| Records to use |
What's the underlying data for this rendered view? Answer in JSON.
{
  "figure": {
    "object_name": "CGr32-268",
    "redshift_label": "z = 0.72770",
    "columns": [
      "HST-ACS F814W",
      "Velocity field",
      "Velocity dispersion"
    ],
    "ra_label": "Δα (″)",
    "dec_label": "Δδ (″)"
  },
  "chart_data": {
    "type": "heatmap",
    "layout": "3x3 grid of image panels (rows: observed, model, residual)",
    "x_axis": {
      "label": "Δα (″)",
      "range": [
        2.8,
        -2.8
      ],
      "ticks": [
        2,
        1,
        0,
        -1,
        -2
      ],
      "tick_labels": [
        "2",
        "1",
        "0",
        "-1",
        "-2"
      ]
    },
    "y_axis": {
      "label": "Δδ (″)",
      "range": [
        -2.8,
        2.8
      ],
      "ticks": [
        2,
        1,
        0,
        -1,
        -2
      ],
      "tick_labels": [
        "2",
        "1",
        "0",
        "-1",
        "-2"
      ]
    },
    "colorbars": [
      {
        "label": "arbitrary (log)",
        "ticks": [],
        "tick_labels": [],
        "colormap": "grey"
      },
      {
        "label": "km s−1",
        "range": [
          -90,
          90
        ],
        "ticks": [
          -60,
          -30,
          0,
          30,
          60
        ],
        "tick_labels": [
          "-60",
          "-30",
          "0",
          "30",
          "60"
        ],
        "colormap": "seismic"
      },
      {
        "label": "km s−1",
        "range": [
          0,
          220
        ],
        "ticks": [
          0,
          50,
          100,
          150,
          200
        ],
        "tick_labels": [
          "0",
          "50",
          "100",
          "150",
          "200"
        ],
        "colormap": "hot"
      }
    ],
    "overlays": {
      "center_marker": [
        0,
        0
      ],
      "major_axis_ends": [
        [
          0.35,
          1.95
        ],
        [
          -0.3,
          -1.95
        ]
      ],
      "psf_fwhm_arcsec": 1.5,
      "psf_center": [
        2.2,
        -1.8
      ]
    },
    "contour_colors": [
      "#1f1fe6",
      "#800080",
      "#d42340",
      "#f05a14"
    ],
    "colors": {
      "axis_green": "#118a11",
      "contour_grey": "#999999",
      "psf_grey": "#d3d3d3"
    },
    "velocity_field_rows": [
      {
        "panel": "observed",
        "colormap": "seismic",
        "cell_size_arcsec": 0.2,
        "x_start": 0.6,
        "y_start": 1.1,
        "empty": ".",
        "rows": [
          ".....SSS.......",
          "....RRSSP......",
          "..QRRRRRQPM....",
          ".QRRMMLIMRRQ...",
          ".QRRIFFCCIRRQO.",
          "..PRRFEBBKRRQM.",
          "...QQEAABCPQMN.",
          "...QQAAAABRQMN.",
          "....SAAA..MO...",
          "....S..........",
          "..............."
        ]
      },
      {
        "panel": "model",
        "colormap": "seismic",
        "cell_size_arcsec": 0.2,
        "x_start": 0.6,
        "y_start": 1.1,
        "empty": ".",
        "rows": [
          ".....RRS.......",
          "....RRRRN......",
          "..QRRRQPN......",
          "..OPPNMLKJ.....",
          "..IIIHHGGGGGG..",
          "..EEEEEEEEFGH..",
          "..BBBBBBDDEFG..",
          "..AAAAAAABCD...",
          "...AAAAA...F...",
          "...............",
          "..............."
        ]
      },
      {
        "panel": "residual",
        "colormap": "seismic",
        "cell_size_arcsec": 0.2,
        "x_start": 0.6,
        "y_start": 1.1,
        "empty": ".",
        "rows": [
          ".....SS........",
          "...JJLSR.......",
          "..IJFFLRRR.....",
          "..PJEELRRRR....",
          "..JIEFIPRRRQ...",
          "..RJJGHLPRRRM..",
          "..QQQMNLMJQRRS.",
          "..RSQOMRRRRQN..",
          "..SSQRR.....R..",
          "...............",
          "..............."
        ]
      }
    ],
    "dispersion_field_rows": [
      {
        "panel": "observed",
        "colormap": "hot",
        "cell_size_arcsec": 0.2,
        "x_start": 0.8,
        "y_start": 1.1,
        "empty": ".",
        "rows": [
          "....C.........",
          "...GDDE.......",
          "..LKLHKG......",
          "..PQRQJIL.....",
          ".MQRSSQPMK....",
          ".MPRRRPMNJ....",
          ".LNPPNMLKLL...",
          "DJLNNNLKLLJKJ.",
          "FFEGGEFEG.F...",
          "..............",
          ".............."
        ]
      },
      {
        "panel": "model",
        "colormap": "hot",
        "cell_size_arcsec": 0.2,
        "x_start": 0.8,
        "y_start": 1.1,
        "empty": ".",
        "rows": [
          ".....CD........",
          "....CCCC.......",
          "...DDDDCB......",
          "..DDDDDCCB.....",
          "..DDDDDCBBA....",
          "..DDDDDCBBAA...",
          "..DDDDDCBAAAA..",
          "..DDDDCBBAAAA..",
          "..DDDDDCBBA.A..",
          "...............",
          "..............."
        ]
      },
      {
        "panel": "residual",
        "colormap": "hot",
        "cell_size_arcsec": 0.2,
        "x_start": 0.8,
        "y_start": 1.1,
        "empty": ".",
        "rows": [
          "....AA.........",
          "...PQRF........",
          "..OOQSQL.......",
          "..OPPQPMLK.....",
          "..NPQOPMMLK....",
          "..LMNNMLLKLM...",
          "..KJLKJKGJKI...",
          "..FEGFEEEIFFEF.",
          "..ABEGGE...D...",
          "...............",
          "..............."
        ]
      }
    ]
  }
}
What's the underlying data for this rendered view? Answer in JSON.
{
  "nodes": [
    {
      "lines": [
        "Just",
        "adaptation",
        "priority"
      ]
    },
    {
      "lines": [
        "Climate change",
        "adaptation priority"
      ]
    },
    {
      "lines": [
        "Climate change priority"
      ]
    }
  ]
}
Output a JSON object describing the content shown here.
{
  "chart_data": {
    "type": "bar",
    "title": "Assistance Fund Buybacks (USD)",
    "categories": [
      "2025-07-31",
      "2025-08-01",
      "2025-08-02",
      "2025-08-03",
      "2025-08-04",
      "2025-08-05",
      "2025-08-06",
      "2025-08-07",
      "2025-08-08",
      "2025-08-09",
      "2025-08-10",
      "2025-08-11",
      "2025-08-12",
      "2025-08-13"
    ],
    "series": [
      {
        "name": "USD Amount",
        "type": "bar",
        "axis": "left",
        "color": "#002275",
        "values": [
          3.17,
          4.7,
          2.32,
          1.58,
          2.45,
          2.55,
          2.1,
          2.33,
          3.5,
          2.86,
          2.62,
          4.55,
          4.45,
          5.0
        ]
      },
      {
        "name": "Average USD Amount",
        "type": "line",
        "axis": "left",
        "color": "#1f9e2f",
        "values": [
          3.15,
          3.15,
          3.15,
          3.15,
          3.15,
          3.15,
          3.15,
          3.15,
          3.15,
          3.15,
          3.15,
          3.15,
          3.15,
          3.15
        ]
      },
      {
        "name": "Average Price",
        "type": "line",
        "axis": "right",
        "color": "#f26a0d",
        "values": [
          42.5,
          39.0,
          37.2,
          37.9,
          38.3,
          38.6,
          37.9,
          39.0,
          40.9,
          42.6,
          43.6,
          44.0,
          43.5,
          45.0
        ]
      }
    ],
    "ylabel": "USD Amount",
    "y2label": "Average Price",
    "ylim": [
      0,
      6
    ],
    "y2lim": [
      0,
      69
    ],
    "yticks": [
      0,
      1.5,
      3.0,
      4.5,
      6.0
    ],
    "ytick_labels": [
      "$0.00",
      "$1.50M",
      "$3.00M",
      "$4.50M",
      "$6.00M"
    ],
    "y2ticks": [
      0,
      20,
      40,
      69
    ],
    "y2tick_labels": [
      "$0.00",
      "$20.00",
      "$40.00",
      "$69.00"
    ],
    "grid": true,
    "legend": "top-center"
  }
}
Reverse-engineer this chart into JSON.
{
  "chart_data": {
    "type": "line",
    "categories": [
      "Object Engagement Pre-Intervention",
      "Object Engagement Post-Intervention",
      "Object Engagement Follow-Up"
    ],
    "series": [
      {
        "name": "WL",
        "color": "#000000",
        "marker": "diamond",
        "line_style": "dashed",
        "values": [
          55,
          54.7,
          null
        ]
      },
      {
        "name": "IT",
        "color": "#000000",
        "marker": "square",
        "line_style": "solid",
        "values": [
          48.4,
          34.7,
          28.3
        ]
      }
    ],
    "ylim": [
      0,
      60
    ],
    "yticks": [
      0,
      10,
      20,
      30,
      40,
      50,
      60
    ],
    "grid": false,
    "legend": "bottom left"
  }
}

| Problem description |
Lines containing "priority" are to be counted. State the total and add nothing.

| Output for this exercise |
3